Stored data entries
>> START

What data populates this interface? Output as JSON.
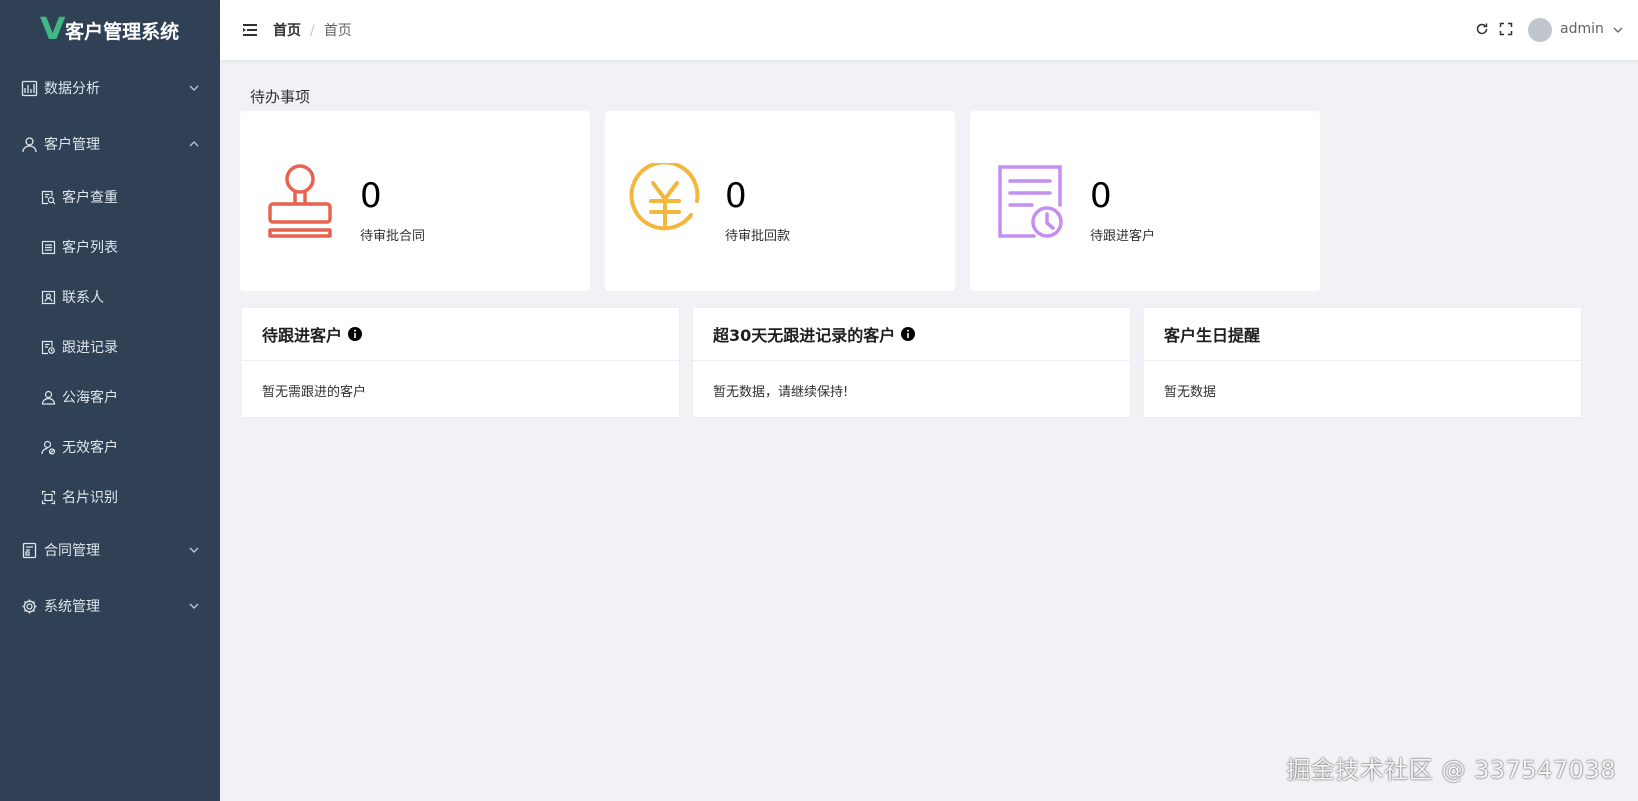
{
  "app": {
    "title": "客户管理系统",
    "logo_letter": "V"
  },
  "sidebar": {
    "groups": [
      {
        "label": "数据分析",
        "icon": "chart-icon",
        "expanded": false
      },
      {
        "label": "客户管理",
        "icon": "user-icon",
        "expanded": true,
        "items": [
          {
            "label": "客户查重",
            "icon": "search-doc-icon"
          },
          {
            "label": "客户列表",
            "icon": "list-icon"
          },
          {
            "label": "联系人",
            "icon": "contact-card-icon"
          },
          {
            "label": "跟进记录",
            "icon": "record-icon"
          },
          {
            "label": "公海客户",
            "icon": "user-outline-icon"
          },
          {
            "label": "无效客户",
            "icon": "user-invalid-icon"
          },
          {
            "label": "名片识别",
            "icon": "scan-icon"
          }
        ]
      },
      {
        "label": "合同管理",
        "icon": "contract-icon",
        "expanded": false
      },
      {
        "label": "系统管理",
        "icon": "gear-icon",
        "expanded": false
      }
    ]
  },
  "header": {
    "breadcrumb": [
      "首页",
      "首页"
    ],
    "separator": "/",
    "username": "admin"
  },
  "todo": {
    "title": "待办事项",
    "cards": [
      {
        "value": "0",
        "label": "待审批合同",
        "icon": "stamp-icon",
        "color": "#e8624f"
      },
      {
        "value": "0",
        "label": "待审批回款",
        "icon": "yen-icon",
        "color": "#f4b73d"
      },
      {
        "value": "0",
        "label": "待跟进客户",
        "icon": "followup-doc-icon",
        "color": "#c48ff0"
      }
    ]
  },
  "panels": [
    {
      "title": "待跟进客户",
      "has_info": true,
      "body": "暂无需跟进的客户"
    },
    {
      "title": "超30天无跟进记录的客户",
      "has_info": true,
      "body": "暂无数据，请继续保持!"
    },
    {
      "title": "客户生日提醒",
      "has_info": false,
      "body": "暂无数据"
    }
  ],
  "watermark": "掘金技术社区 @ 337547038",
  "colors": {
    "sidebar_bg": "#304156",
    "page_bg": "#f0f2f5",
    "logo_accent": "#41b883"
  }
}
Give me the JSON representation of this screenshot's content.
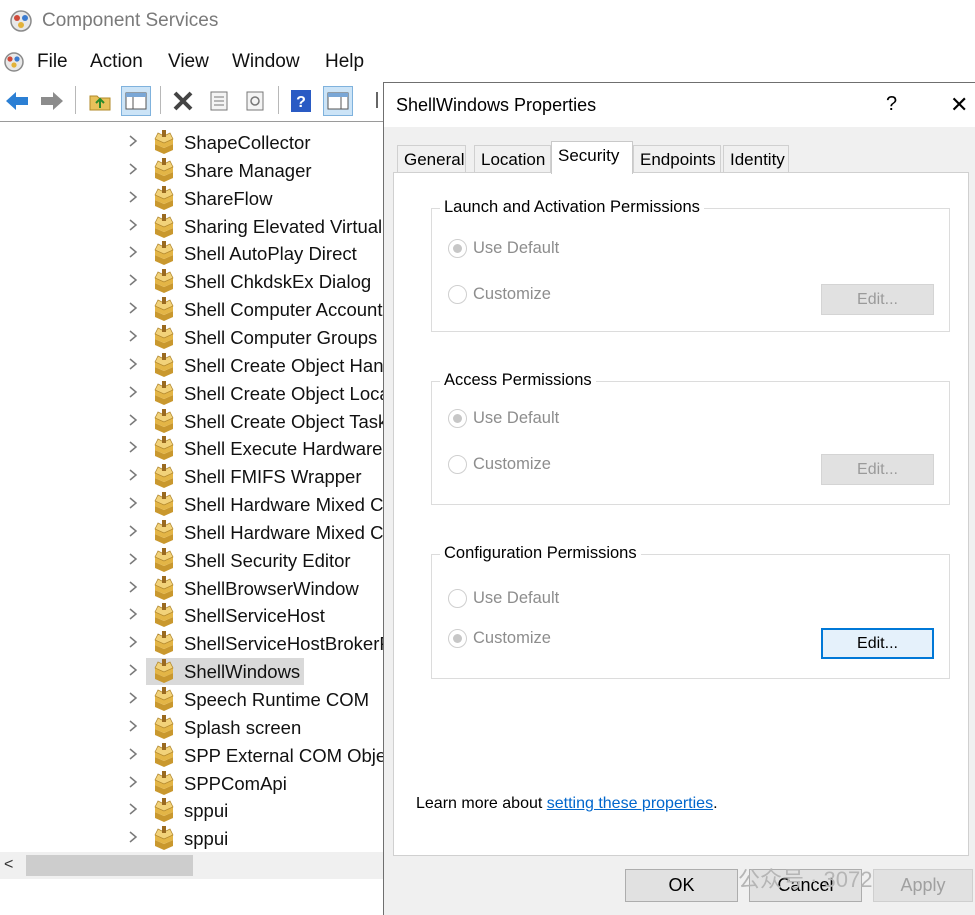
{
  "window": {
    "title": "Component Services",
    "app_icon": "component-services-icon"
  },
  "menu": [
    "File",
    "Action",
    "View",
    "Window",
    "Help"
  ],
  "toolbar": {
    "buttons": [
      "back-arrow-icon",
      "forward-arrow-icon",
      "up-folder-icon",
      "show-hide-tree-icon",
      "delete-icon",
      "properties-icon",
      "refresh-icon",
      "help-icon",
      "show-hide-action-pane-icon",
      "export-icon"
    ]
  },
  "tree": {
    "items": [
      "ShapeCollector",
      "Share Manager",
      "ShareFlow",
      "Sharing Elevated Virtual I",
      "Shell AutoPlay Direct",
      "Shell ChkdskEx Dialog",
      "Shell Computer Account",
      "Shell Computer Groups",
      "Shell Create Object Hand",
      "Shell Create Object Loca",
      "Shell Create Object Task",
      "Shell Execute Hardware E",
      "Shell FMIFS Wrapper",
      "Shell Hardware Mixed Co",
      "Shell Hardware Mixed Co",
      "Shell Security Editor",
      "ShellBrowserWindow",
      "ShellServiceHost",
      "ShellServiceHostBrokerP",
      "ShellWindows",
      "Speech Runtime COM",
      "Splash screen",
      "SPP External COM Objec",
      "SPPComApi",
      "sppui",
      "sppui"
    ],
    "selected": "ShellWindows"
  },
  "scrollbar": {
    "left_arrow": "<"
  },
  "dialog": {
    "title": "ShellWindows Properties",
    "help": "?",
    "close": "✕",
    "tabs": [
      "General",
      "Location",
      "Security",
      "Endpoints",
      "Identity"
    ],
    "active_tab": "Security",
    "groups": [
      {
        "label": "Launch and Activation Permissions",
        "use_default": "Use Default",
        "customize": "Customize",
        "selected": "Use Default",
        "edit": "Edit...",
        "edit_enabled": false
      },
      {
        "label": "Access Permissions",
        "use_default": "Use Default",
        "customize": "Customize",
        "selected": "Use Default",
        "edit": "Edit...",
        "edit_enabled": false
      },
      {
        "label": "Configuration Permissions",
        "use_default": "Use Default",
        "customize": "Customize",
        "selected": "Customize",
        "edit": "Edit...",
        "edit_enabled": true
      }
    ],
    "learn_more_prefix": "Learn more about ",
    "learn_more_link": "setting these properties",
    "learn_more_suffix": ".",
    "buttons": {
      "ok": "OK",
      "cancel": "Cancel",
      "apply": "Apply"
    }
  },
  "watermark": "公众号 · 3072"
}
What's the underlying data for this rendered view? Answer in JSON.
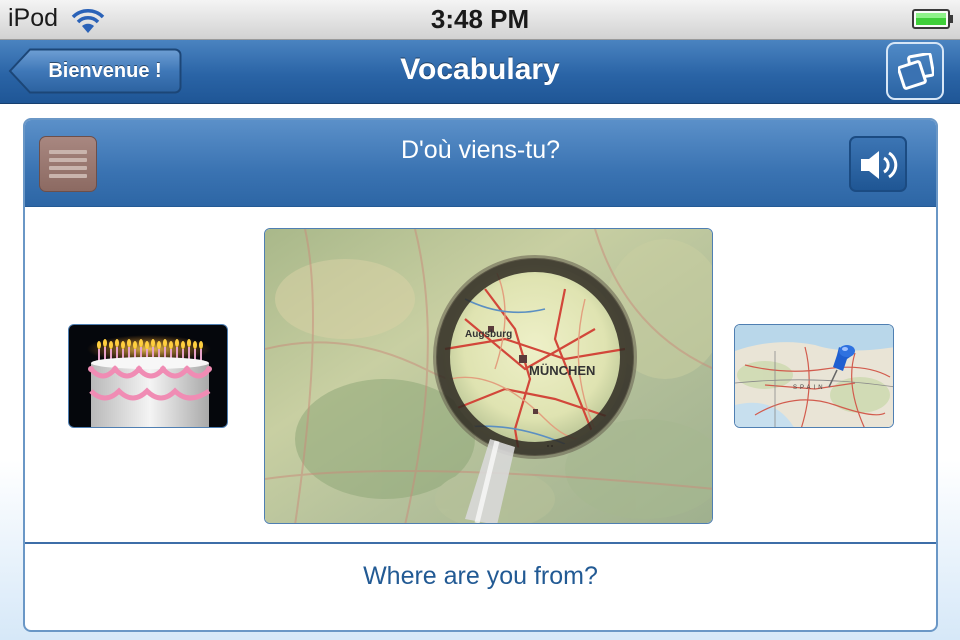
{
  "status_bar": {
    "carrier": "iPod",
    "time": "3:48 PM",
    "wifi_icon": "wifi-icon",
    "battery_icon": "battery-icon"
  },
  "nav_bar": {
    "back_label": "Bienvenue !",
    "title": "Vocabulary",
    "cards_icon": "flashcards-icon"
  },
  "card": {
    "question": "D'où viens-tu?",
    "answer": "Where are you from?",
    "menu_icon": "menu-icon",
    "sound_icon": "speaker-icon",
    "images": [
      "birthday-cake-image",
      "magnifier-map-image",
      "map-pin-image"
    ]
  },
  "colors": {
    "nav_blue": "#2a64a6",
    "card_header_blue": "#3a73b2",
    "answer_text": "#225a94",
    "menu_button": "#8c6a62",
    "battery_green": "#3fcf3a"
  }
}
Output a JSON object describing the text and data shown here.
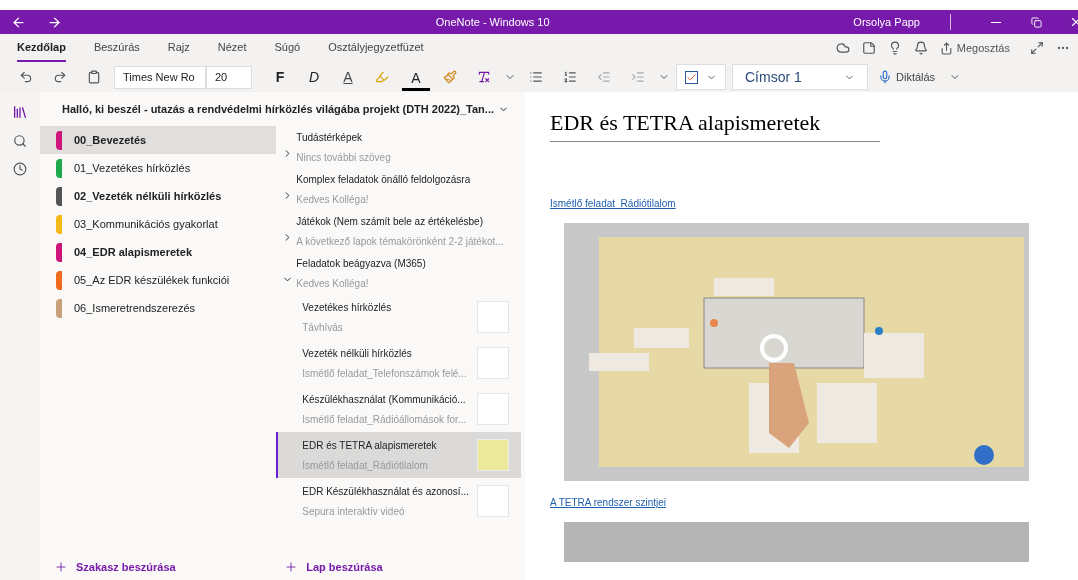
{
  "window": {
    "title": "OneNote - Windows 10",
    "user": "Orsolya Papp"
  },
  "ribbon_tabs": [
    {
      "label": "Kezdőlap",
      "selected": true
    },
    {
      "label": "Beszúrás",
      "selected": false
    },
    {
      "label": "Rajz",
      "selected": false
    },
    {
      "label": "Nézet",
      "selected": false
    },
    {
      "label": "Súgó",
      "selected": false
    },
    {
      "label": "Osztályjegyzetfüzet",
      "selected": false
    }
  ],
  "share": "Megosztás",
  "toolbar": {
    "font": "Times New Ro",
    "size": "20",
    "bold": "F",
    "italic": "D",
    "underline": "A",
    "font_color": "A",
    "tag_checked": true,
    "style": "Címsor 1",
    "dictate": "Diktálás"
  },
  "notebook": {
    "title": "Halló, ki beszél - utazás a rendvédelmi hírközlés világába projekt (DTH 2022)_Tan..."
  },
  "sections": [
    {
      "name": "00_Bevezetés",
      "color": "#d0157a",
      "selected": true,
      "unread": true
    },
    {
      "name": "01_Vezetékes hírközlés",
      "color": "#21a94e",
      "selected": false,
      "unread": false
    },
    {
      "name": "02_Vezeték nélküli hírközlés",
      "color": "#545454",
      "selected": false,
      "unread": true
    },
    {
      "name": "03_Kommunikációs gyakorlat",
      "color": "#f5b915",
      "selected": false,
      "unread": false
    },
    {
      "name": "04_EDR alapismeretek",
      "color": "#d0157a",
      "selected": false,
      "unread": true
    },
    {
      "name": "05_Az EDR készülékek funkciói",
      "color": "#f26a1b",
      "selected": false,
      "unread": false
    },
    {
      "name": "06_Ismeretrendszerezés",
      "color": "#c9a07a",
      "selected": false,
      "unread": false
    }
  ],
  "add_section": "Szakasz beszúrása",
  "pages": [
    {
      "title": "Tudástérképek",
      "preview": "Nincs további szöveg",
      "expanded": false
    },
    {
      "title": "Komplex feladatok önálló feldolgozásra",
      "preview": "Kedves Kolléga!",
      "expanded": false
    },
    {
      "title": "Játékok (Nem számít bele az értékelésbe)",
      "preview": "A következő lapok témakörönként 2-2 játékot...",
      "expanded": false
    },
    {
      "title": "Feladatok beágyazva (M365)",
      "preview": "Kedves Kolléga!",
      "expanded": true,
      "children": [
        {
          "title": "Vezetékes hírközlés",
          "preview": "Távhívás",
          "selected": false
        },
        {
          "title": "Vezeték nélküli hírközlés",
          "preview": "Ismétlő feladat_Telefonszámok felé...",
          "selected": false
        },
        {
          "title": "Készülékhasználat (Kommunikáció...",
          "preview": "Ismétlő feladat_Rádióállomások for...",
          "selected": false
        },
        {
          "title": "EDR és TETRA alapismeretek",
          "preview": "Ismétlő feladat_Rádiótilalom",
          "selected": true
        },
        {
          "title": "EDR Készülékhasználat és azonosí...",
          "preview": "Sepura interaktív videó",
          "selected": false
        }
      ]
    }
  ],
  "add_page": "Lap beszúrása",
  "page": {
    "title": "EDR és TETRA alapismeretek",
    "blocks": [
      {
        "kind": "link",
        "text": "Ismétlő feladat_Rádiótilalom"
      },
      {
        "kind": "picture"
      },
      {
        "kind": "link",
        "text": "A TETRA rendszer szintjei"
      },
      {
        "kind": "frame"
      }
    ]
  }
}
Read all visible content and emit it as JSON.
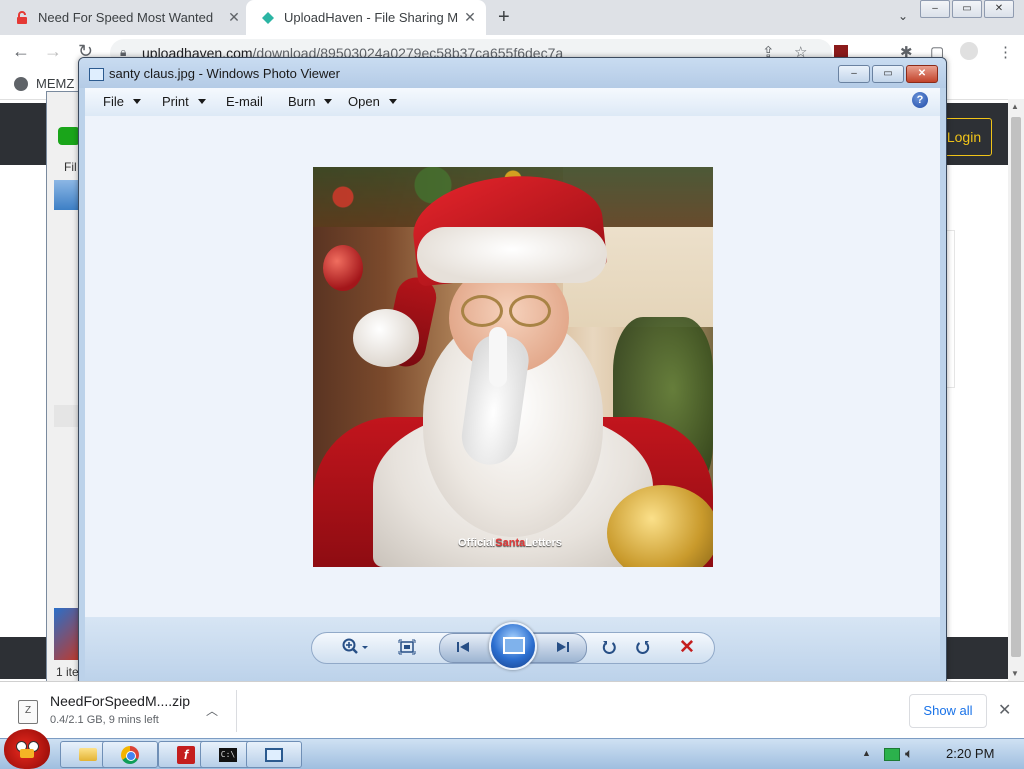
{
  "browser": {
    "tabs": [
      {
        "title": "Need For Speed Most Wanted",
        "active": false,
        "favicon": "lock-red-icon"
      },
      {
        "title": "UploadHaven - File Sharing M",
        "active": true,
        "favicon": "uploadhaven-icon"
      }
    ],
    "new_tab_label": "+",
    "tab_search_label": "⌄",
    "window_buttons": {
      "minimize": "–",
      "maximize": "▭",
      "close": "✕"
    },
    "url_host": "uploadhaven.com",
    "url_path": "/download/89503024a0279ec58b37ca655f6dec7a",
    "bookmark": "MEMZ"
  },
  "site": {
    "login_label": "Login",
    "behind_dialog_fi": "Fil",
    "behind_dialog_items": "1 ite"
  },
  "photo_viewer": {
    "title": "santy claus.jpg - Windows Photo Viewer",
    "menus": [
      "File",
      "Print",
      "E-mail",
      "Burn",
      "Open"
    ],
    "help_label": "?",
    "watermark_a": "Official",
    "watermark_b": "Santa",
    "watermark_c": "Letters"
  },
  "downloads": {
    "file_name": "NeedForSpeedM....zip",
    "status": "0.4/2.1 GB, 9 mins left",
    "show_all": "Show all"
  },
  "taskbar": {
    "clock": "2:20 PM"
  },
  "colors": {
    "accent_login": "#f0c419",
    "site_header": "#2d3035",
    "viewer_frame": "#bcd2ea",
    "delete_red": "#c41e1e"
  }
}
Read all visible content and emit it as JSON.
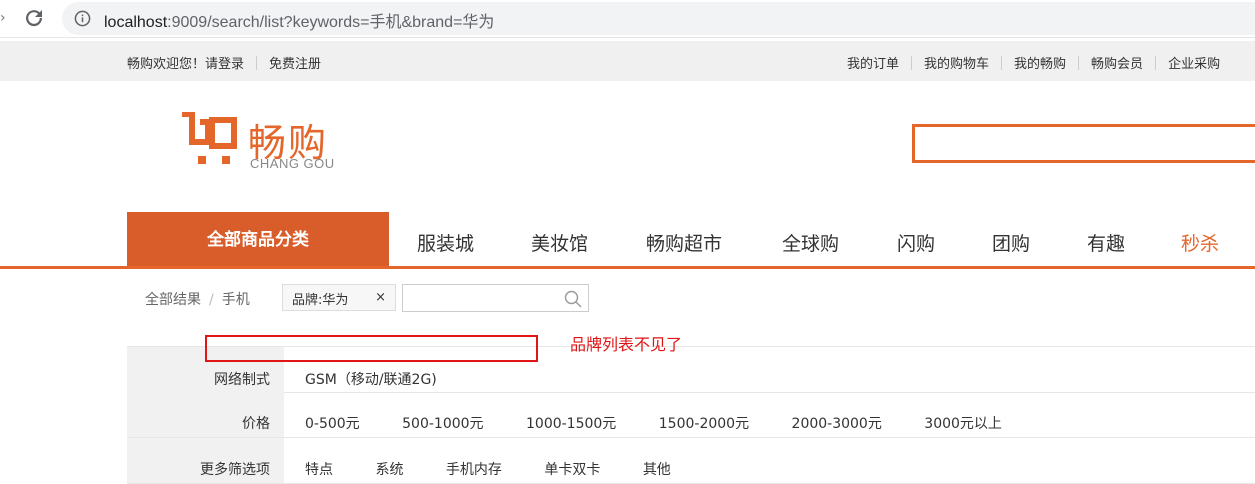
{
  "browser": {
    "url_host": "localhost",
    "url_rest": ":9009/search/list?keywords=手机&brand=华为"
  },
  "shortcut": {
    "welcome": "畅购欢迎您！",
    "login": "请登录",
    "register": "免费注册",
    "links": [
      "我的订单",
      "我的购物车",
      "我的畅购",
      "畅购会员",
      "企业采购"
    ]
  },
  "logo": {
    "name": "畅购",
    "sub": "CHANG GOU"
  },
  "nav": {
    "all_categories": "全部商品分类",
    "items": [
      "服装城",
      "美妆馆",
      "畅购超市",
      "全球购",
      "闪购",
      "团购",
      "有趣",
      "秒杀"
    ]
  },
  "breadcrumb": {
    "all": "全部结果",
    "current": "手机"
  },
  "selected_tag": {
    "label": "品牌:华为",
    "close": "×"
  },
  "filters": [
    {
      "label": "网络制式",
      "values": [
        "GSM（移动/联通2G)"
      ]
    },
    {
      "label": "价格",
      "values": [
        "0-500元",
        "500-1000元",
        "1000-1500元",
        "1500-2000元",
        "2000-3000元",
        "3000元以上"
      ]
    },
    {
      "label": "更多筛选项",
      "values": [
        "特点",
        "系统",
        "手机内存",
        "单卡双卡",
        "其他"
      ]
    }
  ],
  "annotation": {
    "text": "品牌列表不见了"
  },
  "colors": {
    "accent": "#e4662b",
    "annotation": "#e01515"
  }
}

>> END

Task instructions: Go through the entries above and copy every line containing "Sharing".

Final result:
      "Sharing Elevated Virtual I",
        "title": "UploadHaven - File Sharing M",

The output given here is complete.